Your answer should be one number: how many lines of the records hold the string "subtitle".

[Lines of data]
================================

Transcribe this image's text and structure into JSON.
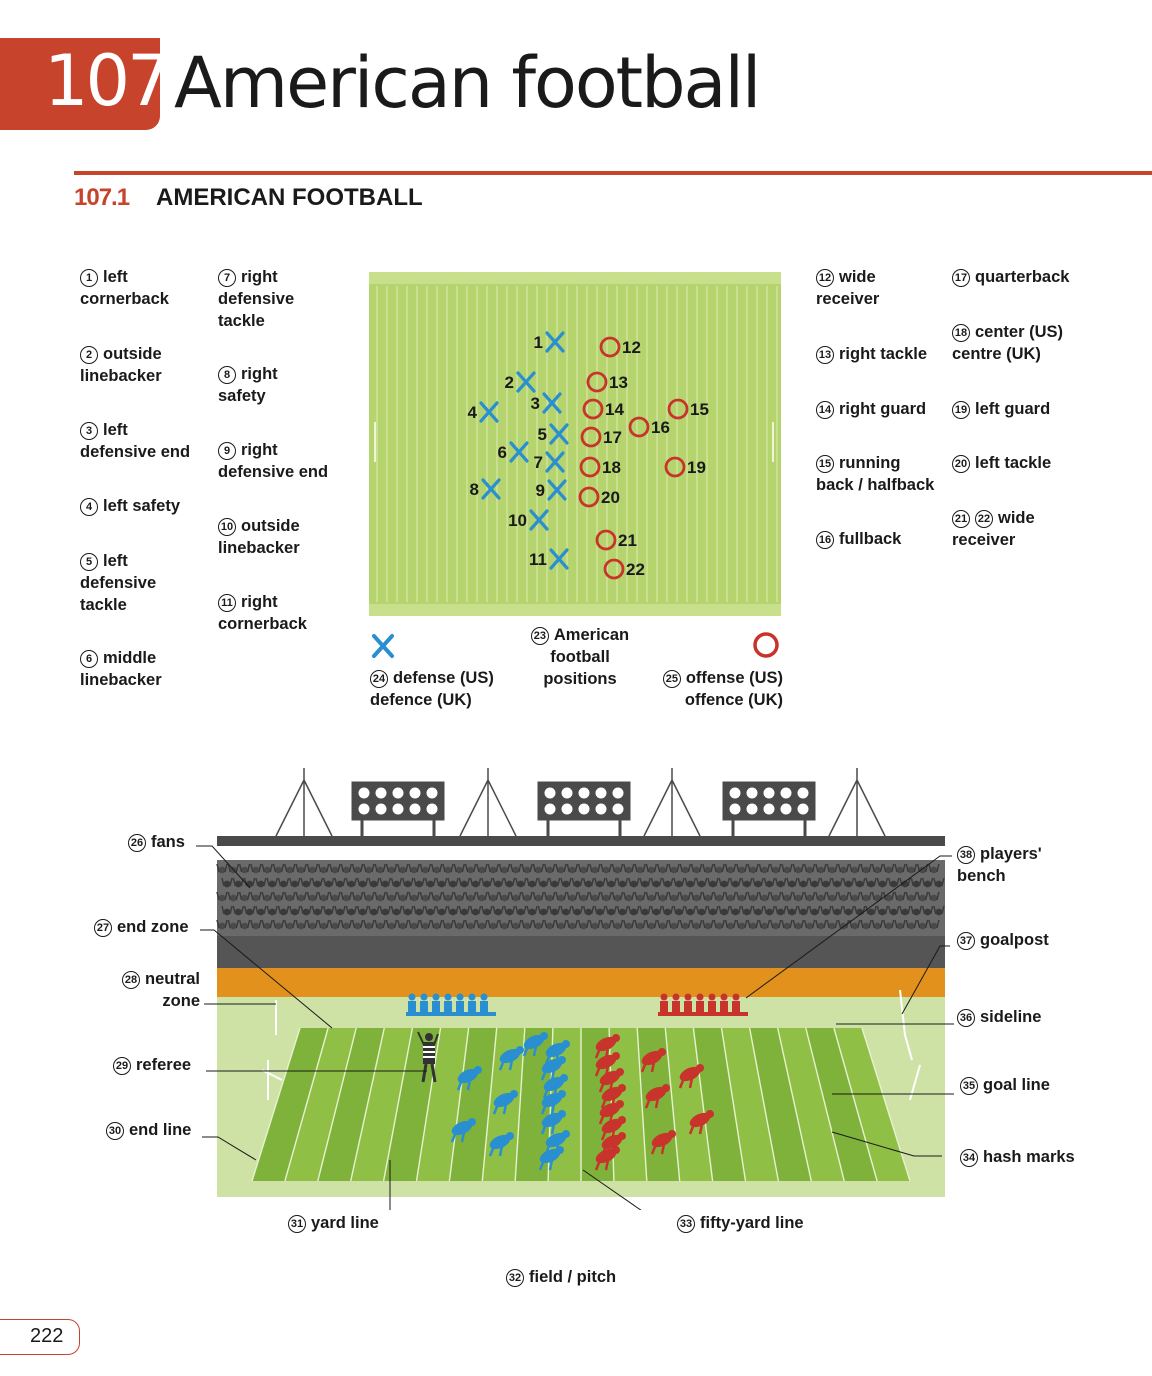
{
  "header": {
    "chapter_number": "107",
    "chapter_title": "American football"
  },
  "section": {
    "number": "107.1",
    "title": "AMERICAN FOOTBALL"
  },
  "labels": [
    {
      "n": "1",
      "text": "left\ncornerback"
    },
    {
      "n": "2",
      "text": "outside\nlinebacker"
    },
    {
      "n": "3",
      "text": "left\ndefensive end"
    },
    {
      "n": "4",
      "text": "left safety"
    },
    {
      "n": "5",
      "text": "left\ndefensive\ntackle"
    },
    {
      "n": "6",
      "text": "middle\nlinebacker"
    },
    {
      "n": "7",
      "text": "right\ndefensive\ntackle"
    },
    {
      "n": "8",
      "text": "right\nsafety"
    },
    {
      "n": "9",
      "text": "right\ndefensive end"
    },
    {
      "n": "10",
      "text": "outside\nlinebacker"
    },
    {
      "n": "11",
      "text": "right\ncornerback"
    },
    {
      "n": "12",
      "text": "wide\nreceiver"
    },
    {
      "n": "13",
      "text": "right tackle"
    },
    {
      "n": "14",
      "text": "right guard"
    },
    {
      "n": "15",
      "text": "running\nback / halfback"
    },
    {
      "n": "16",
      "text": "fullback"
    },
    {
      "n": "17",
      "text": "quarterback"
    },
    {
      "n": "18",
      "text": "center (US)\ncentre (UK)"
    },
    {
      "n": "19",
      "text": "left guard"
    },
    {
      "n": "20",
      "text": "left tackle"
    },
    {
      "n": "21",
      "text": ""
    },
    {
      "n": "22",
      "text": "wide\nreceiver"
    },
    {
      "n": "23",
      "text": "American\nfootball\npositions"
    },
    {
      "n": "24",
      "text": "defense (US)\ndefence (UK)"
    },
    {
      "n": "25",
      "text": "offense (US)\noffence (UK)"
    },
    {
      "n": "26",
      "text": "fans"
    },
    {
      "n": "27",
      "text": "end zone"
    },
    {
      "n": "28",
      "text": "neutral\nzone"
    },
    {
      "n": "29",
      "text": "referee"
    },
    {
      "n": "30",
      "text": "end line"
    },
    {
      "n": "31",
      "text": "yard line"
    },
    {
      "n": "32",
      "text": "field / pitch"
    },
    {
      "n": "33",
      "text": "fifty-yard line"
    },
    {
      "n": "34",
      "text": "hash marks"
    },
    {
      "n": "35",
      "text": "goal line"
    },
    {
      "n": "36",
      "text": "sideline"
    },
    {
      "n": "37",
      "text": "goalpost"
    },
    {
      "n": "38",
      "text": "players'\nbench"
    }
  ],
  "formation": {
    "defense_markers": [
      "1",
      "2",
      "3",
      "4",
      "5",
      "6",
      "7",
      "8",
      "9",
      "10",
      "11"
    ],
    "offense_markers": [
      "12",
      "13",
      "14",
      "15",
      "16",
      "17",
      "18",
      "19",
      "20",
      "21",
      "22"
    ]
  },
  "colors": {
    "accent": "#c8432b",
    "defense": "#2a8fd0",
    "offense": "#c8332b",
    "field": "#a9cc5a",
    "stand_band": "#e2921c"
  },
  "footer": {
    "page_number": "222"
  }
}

================================

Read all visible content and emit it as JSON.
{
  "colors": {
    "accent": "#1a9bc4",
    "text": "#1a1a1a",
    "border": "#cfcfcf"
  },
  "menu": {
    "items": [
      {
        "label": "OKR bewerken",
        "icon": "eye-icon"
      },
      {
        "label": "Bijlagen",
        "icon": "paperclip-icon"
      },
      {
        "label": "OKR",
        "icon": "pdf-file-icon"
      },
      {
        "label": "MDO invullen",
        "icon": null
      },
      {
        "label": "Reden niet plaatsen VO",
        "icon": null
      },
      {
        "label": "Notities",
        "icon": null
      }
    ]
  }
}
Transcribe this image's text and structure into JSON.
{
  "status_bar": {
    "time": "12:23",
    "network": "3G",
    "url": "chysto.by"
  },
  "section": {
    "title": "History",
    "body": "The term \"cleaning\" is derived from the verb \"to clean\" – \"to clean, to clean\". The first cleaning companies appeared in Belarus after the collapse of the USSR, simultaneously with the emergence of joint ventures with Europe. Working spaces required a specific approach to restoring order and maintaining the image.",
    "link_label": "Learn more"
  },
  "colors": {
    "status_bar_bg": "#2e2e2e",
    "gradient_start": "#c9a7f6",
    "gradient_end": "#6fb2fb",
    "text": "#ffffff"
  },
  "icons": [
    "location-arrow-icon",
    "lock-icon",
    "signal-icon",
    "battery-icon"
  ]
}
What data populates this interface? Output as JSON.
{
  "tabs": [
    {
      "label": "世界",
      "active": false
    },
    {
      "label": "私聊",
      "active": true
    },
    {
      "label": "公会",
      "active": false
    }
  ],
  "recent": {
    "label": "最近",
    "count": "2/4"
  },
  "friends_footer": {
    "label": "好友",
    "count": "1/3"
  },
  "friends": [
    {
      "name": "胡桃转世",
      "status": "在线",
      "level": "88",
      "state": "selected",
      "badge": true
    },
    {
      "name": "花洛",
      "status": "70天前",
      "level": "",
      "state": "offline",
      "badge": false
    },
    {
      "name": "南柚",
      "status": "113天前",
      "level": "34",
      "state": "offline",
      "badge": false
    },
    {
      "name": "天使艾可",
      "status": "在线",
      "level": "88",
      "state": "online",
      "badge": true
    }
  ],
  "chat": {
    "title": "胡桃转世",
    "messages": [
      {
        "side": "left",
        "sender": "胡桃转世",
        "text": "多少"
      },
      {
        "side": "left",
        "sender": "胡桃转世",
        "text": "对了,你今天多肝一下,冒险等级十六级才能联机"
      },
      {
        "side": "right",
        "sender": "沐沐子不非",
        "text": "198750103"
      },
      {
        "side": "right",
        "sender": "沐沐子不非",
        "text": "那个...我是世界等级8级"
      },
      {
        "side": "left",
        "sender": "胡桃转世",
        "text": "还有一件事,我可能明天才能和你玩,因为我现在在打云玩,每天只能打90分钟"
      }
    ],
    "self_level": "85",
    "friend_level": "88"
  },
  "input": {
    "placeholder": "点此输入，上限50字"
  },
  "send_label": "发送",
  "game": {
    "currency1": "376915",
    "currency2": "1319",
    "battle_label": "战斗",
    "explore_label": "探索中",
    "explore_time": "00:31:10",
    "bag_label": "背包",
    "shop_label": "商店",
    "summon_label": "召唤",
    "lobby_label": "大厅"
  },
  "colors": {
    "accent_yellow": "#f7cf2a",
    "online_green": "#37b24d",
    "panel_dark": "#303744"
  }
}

================================

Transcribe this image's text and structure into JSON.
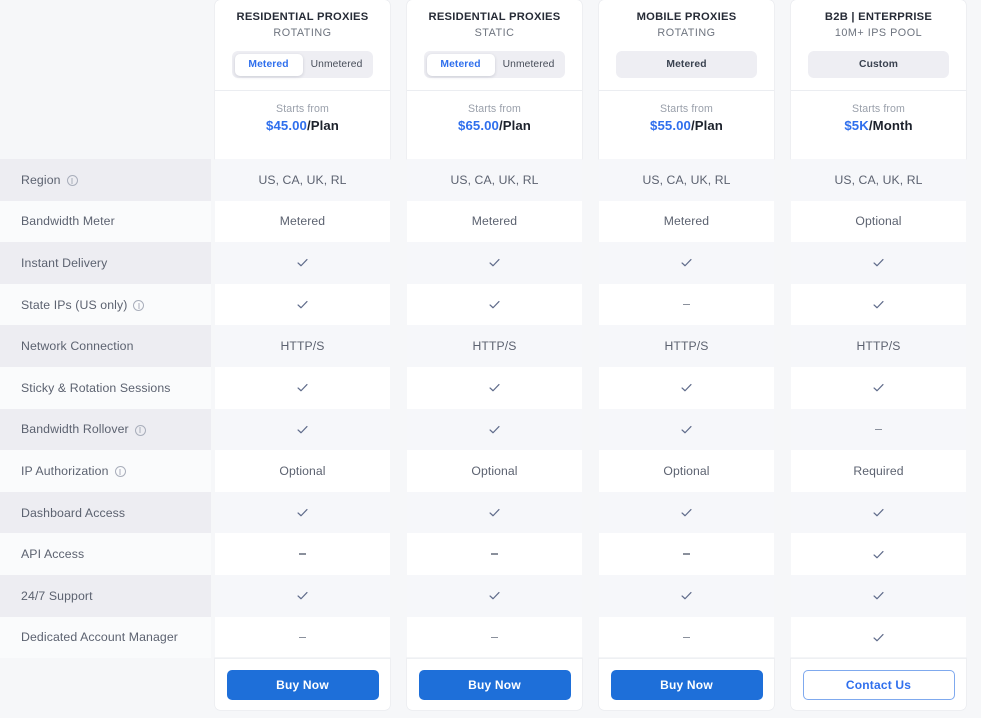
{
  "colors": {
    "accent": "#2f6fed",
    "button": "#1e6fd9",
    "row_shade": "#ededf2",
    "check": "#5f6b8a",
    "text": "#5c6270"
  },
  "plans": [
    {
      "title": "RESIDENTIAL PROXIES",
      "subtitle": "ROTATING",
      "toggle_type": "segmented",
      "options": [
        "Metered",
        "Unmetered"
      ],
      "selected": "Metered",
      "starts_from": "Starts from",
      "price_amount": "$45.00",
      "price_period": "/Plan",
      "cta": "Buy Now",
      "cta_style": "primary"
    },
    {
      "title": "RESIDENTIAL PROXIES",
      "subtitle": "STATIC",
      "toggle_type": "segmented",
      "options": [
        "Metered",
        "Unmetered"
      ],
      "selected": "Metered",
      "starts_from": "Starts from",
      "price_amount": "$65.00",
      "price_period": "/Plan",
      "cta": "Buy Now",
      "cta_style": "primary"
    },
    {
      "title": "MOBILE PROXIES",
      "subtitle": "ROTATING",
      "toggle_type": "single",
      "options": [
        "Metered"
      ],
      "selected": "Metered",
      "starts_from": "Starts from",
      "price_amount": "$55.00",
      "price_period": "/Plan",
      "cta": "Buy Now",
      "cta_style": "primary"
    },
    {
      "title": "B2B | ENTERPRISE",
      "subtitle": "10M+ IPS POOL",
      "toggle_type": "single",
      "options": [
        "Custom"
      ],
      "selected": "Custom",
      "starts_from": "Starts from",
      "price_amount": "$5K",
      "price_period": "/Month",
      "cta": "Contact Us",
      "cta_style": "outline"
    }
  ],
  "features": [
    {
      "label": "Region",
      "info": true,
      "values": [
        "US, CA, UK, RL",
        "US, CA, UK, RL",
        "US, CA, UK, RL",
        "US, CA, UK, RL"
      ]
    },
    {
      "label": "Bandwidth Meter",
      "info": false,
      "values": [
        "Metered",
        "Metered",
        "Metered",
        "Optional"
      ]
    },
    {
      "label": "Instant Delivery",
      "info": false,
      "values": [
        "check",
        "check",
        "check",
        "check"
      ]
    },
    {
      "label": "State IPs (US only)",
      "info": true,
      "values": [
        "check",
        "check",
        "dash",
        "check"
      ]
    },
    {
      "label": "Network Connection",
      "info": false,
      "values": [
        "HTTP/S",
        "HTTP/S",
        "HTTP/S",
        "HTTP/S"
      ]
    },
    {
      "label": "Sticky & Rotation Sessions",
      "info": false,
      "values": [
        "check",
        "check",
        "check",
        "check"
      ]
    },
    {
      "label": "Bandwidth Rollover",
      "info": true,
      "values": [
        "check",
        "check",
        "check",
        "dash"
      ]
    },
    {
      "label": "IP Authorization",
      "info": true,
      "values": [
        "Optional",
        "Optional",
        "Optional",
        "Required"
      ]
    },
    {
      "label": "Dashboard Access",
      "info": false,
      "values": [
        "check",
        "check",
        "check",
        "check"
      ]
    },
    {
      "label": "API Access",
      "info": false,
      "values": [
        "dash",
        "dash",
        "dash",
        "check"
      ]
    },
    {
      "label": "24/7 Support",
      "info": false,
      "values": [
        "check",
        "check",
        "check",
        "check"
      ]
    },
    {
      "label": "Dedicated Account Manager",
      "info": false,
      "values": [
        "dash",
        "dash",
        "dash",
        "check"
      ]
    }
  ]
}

================================

### Result of the exercise
4